(Entries taken from a collection)
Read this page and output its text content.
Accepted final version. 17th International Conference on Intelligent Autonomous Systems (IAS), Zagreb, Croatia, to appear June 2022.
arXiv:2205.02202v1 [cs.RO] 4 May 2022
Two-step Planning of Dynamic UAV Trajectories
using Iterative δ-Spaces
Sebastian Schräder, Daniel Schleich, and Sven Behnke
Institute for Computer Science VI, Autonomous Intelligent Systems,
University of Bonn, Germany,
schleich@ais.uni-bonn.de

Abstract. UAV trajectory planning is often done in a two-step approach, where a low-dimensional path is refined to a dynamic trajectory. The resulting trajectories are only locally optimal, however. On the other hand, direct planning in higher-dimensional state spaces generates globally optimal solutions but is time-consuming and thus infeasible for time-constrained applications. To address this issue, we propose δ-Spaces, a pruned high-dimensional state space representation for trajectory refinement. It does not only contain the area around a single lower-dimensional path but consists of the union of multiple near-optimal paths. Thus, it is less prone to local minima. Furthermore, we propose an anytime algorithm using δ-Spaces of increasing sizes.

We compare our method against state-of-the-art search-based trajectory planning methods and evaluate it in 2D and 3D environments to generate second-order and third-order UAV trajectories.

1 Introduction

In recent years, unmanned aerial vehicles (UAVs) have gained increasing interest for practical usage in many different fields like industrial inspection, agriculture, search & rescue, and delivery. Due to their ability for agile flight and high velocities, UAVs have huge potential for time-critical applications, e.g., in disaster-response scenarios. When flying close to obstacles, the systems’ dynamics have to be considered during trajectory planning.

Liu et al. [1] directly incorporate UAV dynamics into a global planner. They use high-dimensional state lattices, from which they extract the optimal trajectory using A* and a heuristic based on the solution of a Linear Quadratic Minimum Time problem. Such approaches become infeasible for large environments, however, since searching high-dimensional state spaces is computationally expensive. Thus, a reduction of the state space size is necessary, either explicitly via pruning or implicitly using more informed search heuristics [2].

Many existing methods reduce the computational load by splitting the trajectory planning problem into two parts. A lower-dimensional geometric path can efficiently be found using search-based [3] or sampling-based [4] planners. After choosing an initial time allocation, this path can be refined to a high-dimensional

...

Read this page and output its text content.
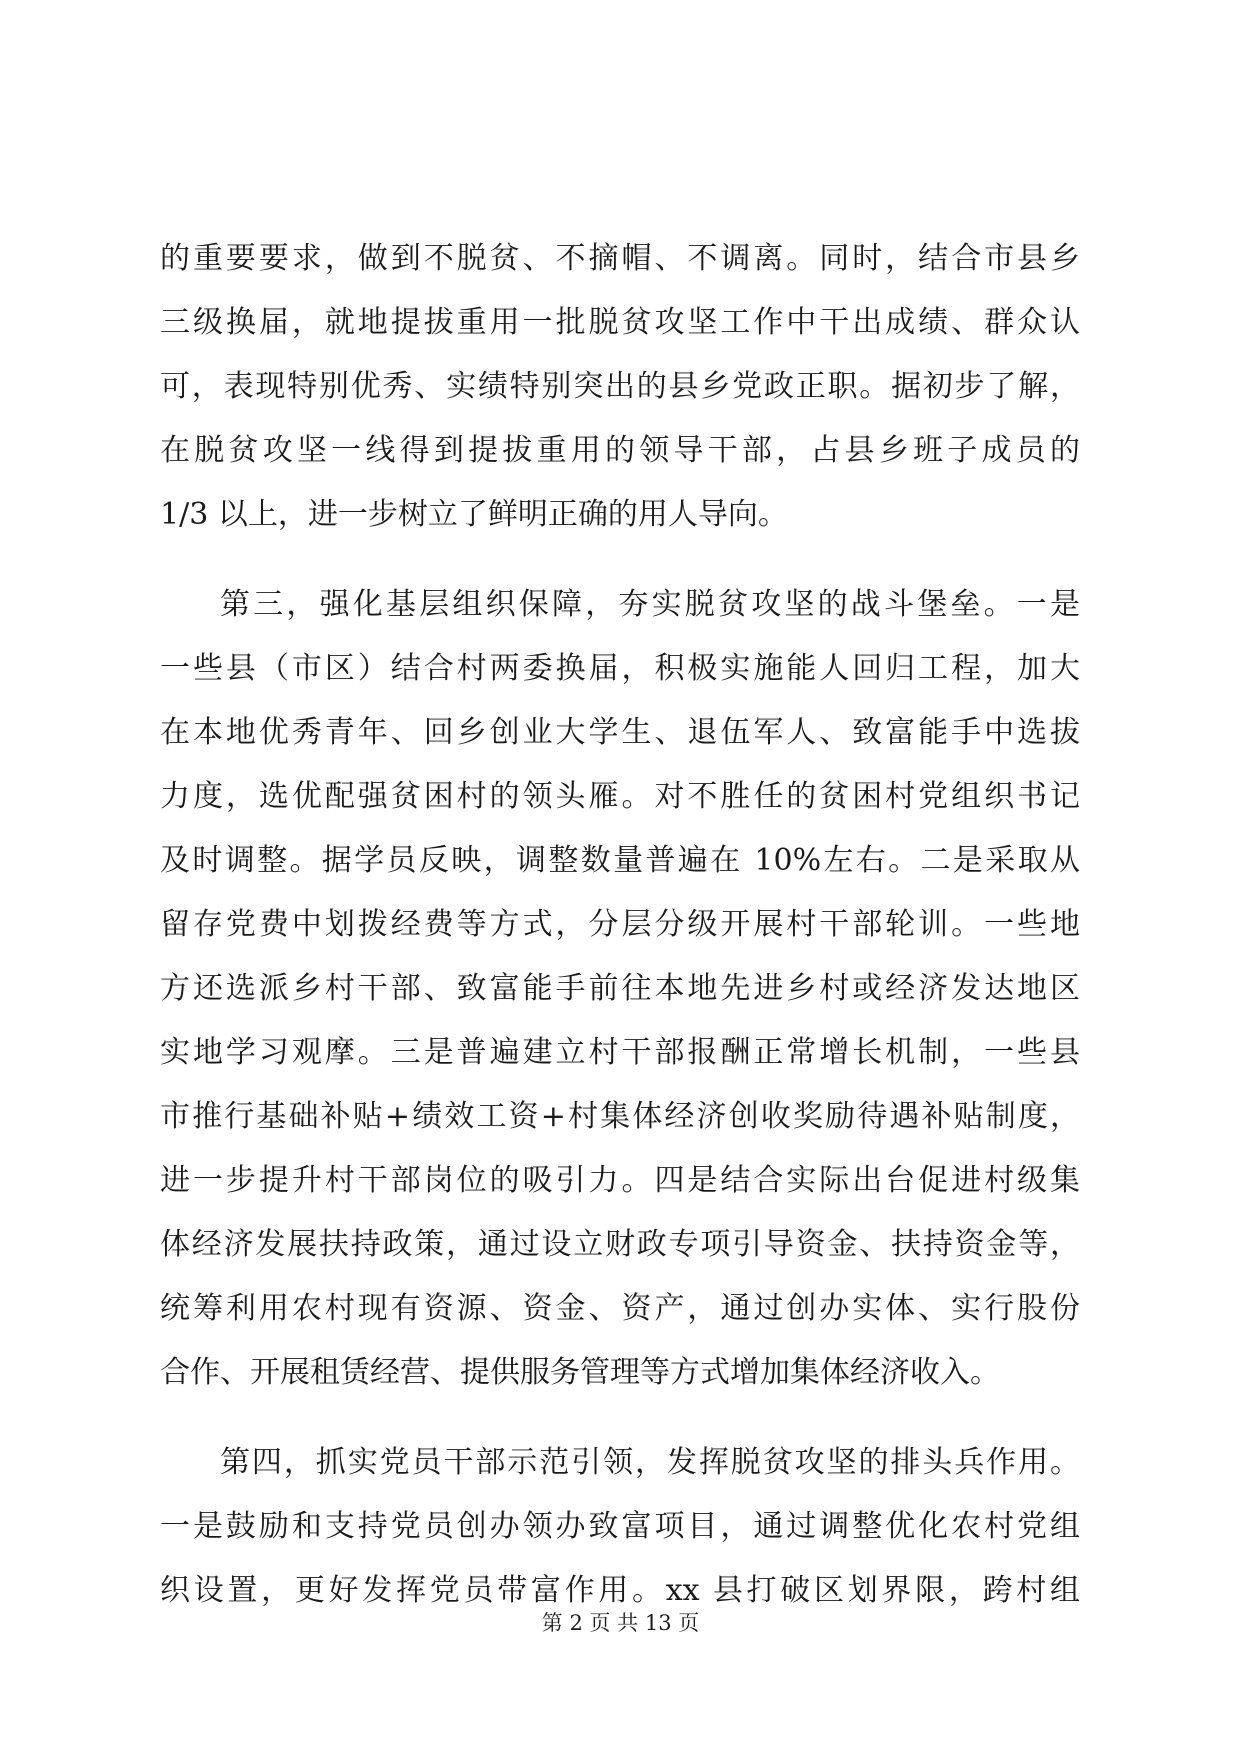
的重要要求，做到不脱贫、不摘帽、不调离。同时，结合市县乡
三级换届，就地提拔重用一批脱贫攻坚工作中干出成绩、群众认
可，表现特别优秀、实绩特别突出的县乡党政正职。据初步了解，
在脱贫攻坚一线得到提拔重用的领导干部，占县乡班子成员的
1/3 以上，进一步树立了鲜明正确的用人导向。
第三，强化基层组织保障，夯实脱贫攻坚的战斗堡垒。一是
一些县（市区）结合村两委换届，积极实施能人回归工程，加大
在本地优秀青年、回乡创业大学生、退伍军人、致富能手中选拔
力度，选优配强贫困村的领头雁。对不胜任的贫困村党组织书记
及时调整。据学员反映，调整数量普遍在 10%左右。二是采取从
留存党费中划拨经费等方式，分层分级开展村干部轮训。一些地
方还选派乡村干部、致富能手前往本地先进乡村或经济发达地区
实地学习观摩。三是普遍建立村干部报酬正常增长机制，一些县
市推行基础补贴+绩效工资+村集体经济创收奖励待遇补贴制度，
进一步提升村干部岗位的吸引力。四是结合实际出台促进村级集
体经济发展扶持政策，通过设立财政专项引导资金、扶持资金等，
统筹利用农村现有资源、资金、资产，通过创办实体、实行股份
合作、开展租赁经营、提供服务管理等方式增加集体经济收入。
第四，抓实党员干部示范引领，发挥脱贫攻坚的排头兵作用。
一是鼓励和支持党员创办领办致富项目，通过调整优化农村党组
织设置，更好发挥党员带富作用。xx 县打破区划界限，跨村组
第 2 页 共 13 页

Problem details: Find the word "Autonomous" in the material, then list each line that holds it.

Answer for this exercise:
Accepted final version. 17th International Conference on Intelligent Autonomous Systems (IAS), Zagreb, Croatia, to appear June 2022.
Institute for Computer Science VI, Autonomous Intelligent Systems,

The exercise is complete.